- _SHORT TASK_
Reproduce verbatim the part of the records that opens with the line containing "688, 515, 734]" and closes with the line containing "304, 515, 332]", including both of those lines.

(Page element annotations)
-- Start --
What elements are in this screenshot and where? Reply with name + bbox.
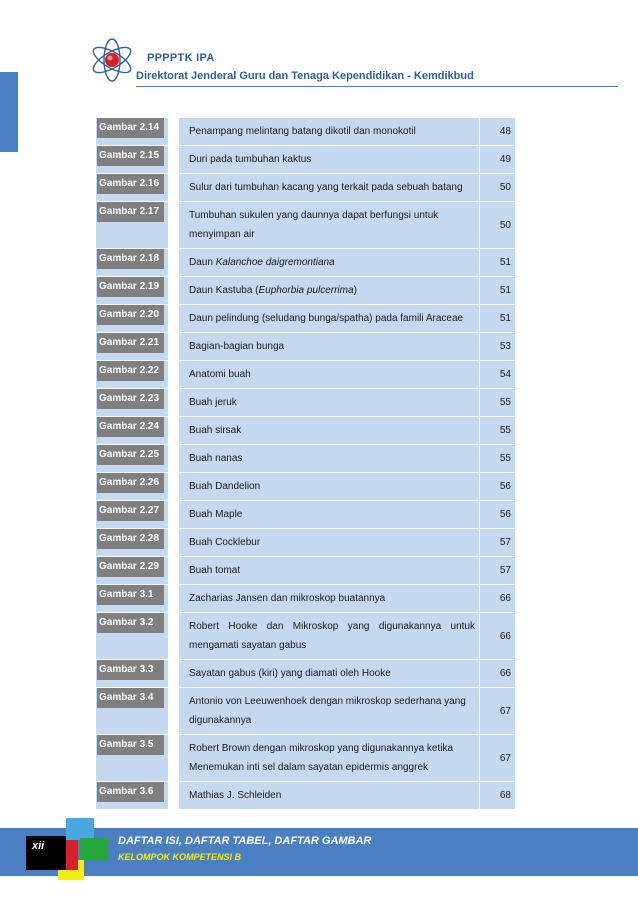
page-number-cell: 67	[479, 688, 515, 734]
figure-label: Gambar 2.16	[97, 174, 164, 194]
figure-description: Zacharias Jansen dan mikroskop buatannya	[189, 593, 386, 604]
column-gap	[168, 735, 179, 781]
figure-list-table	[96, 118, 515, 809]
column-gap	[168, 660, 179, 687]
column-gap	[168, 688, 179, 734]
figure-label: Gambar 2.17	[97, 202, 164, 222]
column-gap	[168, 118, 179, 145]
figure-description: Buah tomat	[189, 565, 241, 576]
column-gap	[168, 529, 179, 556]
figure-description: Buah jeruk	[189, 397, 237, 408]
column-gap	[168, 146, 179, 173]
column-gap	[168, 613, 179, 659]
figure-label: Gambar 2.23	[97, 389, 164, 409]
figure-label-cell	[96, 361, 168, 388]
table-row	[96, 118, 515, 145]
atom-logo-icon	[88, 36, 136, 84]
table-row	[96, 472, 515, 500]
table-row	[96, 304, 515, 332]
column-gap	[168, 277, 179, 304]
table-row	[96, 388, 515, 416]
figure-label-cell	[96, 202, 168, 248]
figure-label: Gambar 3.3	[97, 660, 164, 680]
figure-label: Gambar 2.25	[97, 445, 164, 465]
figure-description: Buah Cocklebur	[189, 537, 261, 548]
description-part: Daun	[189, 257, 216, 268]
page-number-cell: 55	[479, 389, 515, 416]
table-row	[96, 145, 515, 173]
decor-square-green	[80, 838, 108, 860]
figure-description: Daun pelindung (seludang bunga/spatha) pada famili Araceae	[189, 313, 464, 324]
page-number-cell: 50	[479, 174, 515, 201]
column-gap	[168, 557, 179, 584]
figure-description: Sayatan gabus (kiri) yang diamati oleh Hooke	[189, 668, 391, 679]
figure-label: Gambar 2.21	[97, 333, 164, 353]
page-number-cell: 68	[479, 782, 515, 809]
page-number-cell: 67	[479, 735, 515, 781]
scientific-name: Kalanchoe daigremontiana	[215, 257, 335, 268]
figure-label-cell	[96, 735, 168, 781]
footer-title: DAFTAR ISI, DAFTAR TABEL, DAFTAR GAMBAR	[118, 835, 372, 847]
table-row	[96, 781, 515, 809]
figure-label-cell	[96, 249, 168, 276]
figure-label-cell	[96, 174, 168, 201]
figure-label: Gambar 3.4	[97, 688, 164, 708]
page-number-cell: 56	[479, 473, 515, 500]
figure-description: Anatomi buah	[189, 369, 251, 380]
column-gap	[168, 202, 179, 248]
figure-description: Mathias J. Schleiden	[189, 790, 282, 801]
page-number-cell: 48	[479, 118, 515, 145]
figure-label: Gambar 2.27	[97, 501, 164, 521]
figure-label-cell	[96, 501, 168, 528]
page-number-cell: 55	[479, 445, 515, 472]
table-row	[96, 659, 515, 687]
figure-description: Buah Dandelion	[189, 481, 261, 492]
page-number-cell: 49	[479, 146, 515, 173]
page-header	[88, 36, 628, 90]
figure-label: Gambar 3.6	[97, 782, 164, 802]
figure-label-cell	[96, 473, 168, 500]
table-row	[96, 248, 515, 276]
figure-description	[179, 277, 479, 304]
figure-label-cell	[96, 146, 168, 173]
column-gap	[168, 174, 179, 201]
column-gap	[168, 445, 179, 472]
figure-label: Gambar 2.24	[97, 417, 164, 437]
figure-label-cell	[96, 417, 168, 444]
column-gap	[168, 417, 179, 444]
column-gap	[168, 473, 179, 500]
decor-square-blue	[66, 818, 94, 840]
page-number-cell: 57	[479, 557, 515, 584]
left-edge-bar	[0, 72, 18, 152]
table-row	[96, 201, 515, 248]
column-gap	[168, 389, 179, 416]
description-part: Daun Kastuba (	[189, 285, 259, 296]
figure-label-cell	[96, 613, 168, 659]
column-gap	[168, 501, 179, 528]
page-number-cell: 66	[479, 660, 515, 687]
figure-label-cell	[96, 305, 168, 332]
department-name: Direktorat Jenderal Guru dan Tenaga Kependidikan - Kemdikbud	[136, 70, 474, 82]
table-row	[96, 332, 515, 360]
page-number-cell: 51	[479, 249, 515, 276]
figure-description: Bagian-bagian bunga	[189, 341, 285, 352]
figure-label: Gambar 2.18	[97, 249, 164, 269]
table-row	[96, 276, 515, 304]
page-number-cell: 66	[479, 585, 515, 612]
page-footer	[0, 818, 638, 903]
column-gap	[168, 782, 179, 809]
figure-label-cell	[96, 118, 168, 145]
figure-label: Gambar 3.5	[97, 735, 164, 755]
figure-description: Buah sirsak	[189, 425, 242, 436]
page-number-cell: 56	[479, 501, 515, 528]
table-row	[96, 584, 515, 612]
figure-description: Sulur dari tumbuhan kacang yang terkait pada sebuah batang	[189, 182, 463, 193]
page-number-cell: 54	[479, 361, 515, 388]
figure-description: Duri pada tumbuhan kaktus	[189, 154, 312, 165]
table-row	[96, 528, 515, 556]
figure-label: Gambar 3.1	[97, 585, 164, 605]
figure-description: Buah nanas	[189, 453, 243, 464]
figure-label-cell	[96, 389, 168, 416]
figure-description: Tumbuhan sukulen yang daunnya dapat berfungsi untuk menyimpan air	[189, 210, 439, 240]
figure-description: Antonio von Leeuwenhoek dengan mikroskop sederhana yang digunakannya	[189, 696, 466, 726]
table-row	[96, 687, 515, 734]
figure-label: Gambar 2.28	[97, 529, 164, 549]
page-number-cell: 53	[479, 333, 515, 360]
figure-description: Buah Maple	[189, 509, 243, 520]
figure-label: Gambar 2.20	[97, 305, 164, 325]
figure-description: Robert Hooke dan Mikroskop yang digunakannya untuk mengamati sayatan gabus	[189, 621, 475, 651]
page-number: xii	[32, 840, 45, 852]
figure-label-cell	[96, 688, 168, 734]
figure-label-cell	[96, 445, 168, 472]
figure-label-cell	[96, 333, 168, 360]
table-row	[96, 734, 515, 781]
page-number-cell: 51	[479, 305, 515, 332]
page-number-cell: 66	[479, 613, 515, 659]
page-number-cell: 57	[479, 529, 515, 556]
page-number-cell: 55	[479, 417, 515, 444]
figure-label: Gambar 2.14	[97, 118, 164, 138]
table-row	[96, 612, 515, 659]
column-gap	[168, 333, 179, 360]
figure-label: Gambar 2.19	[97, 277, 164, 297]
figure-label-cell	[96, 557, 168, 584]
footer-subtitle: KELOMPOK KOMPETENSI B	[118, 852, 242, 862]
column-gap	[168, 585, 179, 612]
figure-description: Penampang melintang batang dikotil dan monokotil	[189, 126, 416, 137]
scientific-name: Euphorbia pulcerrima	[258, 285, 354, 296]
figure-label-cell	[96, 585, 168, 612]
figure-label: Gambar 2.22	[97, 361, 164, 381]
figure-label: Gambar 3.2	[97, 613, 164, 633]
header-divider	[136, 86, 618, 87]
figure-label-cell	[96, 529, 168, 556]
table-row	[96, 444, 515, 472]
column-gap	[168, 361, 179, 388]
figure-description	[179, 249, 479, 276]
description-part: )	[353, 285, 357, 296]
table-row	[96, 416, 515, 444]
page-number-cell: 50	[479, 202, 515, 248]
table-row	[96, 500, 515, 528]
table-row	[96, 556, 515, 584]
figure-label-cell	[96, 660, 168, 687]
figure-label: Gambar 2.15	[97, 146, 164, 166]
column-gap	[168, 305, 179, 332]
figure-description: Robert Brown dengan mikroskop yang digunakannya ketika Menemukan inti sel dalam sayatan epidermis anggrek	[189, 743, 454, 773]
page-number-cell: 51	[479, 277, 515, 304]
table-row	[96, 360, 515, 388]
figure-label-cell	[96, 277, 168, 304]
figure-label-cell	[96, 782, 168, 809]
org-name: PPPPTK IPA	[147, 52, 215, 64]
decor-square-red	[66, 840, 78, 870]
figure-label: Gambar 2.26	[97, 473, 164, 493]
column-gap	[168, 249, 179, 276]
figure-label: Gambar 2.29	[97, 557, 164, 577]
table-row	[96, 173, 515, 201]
-- End --
- _RESULT_
page-number-cell: 67	[479, 688, 515, 734]
figure-label: Gambar 2.16	[97, 174, 164, 194]
figure-description: Zacharias Jansen dan mikroskop buatannya	[189, 593, 386, 604]
column-gap	[168, 735, 179, 781]
figure-list-table	[96, 118, 515, 809]
column-gap	[168, 660, 179, 687]
column-gap	[168, 688, 179, 734]
figure-label: Gambar 2.17	[97, 202, 164, 222]
column-gap	[168, 118, 179, 145]
figure-description: Buah tomat	[189, 565, 241, 576]
column-gap	[168, 529, 179, 556]
figure-description: Buah jeruk	[189, 397, 237, 408]
column-gap	[168, 146, 179, 173]
column-gap	[168, 613, 179, 659]
figure-label: Gambar 2.23	[97, 389, 164, 409]
figure-label-cell	[96, 361, 168, 388]
table-row	[96, 118, 515, 145]
atom-logo-icon	[88, 36, 136, 84]
table-row	[96, 472, 515, 500]
table-row	[96, 304, 515, 332]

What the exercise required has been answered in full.